Material supplied:
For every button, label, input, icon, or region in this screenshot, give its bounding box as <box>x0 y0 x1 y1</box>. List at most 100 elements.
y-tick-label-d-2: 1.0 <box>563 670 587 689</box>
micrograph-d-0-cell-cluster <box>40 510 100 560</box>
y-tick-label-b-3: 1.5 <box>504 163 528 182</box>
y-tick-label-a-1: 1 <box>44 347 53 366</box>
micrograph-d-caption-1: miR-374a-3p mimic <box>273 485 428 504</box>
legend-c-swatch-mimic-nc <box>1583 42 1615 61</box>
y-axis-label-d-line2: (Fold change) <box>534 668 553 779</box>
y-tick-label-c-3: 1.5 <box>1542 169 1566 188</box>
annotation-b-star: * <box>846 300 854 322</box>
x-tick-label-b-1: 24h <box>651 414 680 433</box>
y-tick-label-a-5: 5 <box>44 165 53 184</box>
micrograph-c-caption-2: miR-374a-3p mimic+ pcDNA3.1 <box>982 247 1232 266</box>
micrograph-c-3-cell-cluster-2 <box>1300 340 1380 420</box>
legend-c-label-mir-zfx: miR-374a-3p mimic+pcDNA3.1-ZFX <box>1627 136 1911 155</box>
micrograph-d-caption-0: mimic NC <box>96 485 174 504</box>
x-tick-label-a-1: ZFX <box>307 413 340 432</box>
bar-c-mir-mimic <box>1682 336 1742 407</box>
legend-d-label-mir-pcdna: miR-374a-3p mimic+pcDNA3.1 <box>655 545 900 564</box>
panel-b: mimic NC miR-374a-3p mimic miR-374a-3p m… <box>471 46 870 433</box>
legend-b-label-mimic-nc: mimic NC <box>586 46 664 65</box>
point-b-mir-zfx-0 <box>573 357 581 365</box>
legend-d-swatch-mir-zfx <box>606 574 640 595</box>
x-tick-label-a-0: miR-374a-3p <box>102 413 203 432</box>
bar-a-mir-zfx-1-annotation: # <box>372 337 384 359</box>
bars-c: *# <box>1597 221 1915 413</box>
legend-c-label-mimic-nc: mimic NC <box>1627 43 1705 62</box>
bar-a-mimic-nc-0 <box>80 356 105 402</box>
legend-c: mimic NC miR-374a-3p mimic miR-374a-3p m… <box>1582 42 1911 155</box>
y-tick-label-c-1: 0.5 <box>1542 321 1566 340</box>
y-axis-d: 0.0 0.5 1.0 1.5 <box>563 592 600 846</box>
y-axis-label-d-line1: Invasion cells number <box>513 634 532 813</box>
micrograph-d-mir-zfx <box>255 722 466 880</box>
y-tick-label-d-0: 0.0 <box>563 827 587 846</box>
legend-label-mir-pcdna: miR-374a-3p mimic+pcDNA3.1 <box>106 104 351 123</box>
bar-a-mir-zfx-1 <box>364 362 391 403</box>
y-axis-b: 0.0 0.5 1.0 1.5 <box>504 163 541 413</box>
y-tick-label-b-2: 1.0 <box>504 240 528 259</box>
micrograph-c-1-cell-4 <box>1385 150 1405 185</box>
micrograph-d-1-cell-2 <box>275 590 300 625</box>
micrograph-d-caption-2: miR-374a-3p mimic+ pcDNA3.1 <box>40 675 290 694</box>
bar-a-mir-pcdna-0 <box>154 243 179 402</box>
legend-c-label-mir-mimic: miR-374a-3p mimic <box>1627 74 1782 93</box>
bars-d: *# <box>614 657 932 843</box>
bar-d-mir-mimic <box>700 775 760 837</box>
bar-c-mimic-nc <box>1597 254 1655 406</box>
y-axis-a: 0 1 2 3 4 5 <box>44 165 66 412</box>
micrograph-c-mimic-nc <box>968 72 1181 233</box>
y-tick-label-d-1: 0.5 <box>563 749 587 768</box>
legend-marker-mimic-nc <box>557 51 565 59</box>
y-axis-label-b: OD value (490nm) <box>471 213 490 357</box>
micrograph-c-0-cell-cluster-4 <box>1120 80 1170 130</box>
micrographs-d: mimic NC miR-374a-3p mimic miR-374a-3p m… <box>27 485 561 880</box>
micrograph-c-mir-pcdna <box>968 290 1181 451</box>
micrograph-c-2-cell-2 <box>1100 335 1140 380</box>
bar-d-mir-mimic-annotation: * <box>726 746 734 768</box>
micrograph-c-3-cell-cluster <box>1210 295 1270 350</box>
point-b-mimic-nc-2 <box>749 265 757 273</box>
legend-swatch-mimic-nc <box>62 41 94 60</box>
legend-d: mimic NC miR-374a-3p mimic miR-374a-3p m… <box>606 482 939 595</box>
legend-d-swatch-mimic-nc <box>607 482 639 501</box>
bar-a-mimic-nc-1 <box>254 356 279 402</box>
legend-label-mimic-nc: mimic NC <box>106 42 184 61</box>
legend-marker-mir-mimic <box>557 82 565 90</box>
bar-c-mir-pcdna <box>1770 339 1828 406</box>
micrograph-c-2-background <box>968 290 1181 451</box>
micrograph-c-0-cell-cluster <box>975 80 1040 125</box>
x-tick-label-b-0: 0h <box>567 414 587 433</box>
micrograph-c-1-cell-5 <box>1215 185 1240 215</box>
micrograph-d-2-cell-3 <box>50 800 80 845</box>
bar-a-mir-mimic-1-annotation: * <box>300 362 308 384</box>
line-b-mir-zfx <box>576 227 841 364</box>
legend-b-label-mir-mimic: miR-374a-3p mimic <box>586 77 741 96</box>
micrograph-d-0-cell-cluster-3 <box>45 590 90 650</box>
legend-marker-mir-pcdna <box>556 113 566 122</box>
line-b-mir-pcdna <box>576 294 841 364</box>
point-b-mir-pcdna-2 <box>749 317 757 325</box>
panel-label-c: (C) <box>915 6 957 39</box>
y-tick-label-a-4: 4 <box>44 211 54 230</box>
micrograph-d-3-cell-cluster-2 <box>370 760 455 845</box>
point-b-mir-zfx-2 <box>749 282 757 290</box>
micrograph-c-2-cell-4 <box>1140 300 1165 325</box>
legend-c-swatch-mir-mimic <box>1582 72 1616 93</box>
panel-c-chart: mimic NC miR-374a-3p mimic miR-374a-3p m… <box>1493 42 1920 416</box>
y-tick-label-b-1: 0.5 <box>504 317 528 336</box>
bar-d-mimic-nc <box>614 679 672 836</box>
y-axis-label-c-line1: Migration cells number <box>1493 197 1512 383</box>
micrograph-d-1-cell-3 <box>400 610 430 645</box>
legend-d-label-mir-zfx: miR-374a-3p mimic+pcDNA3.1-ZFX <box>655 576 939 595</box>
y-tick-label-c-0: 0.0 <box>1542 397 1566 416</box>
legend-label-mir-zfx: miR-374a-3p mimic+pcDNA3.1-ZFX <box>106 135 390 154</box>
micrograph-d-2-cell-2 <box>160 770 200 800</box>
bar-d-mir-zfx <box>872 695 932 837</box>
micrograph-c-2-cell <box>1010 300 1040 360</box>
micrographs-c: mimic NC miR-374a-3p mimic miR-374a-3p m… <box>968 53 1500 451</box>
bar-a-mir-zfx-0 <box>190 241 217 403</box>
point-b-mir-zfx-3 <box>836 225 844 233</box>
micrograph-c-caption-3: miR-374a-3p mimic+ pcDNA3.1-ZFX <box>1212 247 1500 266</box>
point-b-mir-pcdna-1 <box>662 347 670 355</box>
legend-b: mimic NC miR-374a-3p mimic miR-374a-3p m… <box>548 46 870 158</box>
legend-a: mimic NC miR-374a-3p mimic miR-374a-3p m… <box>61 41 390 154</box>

--

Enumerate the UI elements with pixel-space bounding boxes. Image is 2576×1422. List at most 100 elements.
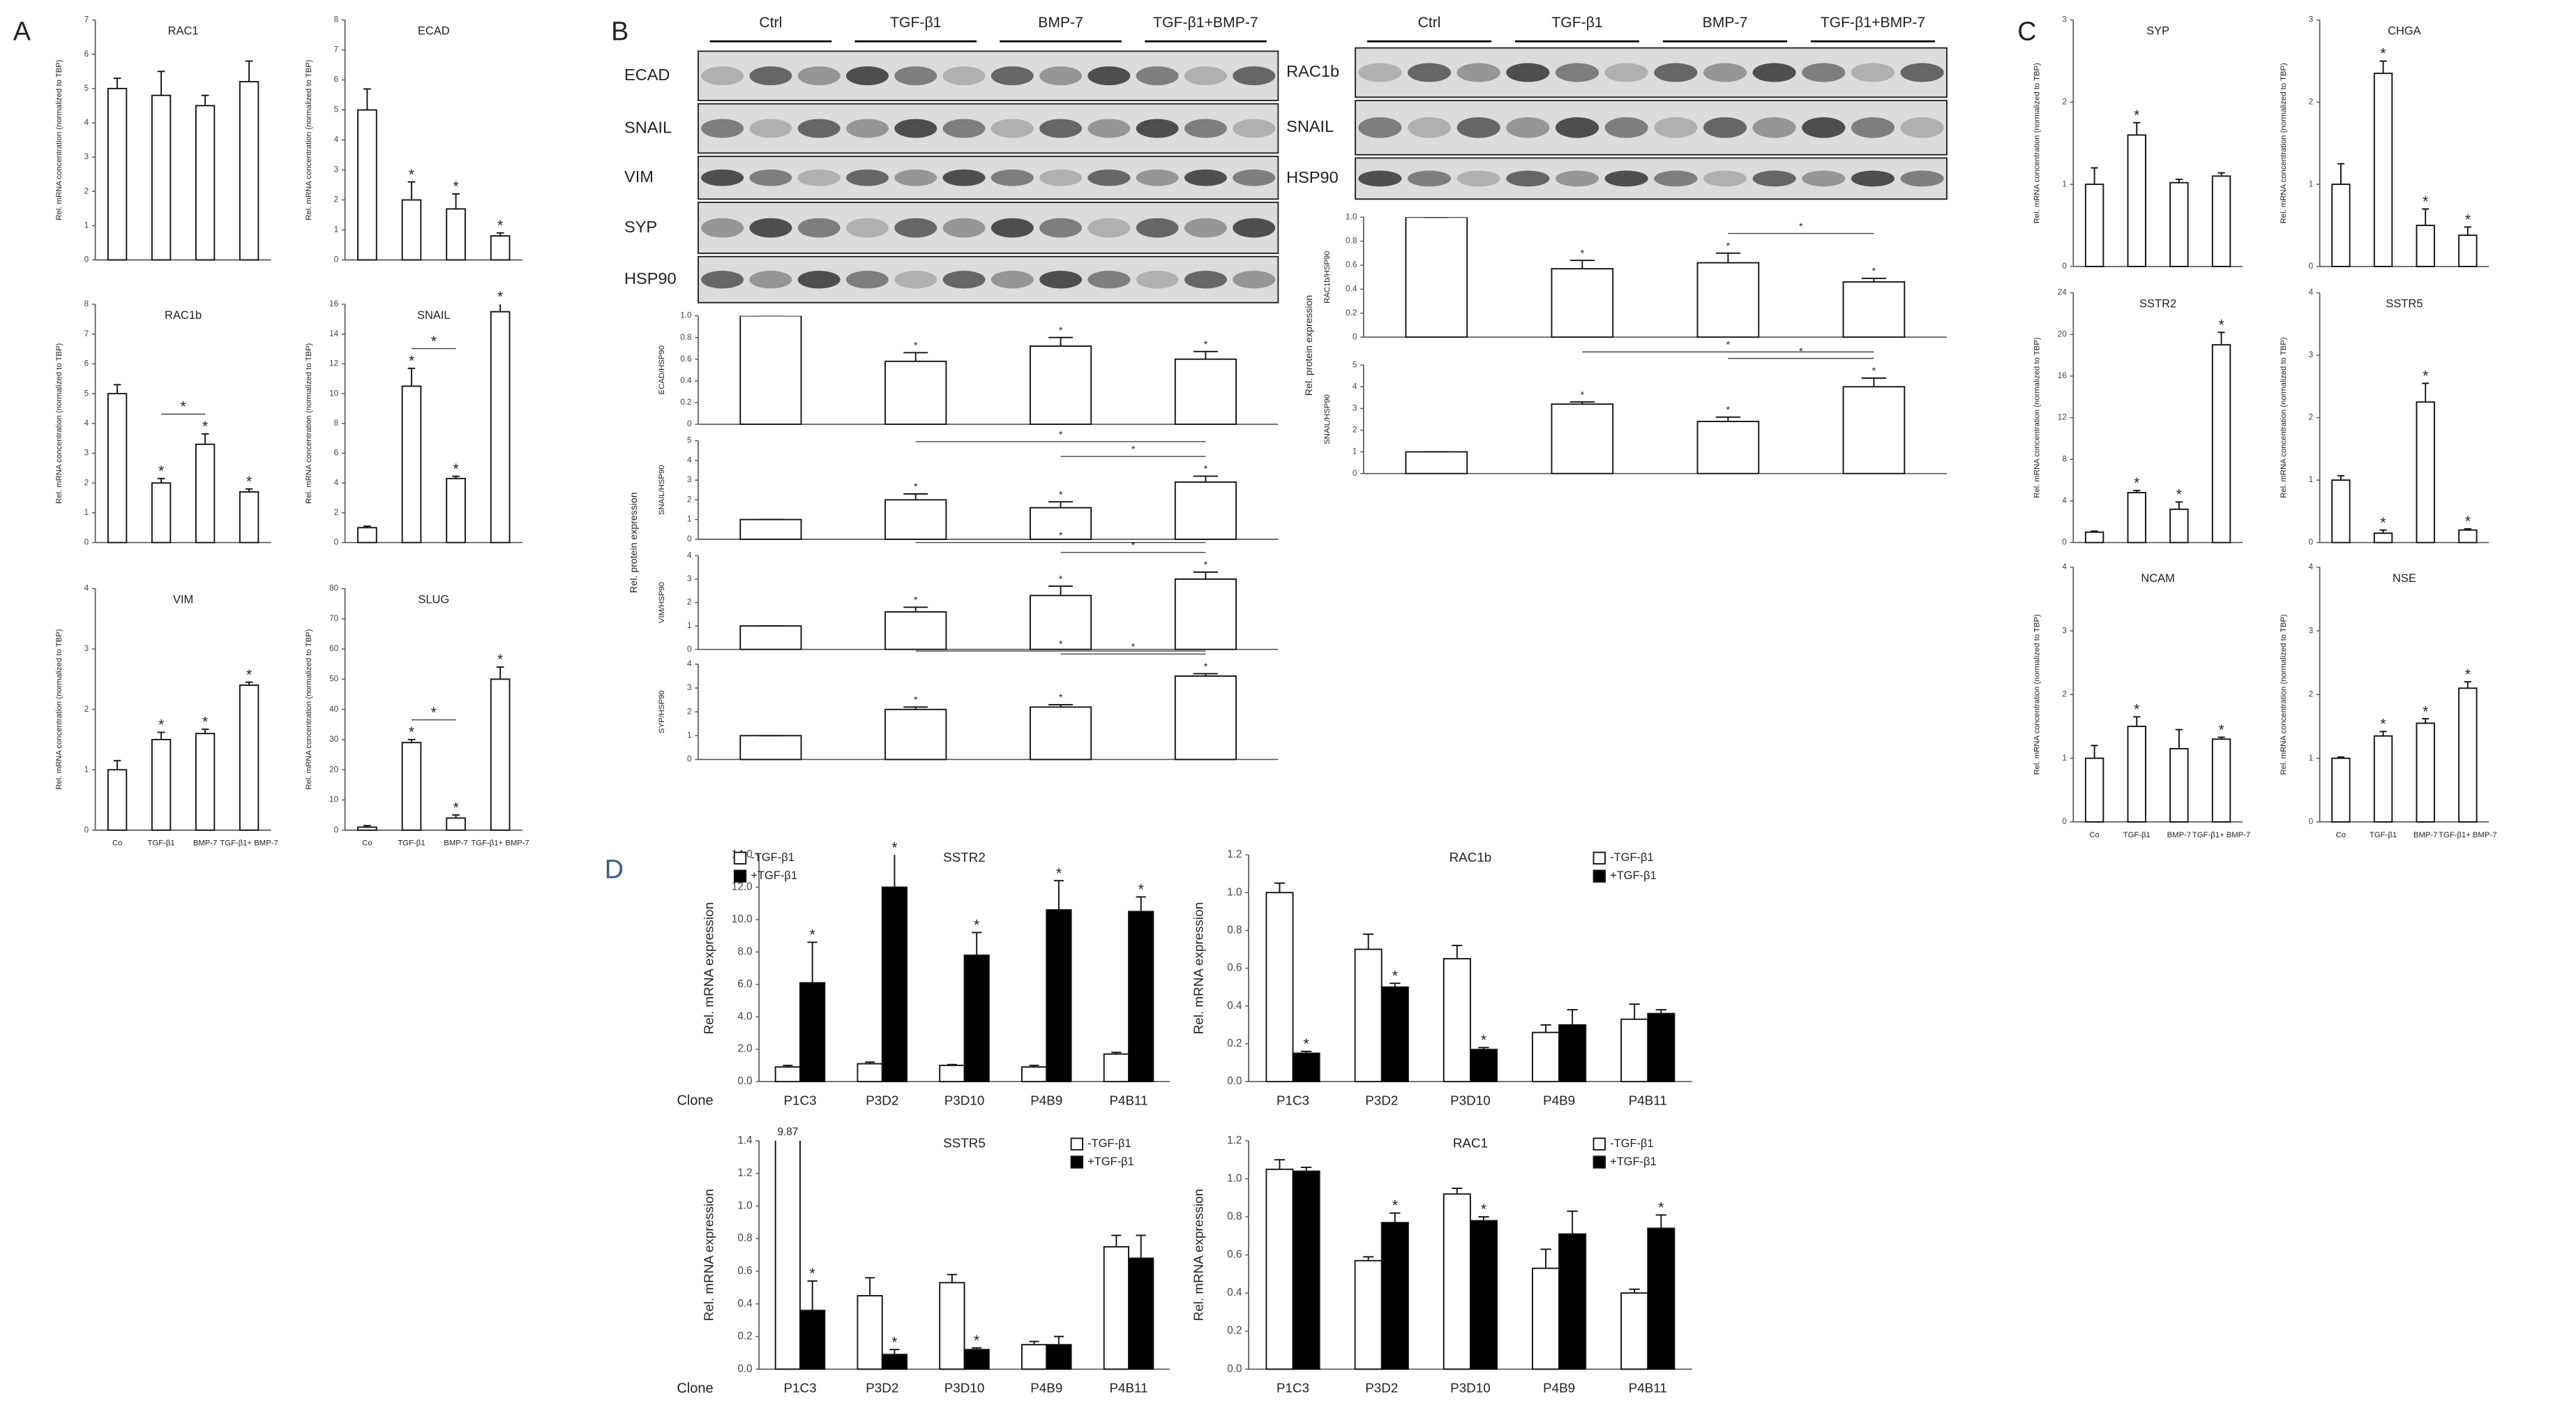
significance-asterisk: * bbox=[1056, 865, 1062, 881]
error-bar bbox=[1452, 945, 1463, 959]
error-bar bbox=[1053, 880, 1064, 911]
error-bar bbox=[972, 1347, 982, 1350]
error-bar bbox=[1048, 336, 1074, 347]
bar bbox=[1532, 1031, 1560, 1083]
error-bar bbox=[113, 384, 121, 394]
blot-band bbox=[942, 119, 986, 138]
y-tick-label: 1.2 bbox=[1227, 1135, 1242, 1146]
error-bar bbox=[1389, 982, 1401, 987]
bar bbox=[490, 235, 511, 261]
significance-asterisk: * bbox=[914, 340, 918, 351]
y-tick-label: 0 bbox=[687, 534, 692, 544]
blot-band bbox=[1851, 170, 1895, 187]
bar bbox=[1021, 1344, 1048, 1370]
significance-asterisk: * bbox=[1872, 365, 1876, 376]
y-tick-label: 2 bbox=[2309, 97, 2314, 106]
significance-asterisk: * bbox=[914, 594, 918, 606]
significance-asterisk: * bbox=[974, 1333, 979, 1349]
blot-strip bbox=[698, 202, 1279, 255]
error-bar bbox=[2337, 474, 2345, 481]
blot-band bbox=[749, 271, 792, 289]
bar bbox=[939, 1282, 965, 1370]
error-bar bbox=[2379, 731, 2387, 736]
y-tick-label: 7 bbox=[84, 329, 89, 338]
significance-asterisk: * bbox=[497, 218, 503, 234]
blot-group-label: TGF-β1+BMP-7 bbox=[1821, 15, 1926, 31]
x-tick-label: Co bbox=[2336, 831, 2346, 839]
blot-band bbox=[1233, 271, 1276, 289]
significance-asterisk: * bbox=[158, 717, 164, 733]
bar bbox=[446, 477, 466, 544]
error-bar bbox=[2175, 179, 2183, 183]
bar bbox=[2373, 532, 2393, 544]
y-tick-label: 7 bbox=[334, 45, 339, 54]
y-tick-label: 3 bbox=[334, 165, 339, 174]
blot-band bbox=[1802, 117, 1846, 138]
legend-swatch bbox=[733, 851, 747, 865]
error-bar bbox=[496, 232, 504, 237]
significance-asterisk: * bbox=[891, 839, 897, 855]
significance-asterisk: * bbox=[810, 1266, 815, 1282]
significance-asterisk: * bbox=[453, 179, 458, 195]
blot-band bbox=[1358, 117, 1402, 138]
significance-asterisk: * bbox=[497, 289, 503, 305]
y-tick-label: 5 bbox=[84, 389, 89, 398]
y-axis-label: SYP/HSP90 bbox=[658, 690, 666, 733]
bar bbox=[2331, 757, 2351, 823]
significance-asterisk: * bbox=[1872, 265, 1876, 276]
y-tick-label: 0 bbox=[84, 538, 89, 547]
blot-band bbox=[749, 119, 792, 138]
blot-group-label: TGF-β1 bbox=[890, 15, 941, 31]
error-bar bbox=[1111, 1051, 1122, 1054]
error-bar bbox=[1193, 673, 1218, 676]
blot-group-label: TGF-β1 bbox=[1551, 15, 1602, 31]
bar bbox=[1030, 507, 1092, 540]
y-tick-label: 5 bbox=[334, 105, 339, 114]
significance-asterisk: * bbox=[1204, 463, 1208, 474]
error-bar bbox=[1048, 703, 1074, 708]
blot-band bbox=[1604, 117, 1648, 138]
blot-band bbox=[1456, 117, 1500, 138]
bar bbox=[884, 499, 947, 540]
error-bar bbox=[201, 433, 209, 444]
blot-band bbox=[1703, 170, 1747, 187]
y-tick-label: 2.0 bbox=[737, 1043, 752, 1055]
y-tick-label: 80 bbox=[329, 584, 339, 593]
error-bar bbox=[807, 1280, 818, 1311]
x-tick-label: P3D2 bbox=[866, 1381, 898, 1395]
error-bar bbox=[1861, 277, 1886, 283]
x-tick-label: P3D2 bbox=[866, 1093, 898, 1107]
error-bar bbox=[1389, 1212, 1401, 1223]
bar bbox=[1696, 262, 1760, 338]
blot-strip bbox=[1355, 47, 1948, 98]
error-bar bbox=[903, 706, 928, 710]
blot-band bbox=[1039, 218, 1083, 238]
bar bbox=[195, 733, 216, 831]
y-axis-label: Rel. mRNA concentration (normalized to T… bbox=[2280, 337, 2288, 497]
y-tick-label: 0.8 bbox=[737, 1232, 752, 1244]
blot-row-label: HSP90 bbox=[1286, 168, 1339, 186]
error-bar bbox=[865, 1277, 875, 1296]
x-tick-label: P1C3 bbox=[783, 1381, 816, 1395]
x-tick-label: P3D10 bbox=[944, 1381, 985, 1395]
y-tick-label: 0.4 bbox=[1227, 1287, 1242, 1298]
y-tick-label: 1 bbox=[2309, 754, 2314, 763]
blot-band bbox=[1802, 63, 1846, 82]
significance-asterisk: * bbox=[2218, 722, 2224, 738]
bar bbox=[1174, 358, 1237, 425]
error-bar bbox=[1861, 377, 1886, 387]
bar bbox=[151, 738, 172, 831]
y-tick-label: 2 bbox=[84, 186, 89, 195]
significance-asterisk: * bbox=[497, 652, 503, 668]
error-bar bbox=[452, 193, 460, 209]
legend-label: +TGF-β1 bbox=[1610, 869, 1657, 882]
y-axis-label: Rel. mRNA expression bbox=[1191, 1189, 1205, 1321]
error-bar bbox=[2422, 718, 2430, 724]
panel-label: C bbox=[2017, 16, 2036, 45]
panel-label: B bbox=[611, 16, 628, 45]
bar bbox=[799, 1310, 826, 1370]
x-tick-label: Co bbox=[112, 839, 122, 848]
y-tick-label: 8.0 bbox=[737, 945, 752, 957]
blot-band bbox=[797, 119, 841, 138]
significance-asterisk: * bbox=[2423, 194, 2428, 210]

Task item:
Pull every line containing the word "panel" out of the material and copy it.

Solution for this task:
panel-b: mimic NC miR-374a-3p mimic miR-374a-3p m… <box>471 46 870 433</box>
panel-label-c: (C) <box>915 6 957 39</box>
panel-c-chart: mimic NC miR-374a-3p mimic miR-374a-3p m… <box>1493 42 1920 416</box>
panel-label: C bbox=[2017, 16, 2036, 45]
panel-label: B bbox=[611, 16, 628, 45]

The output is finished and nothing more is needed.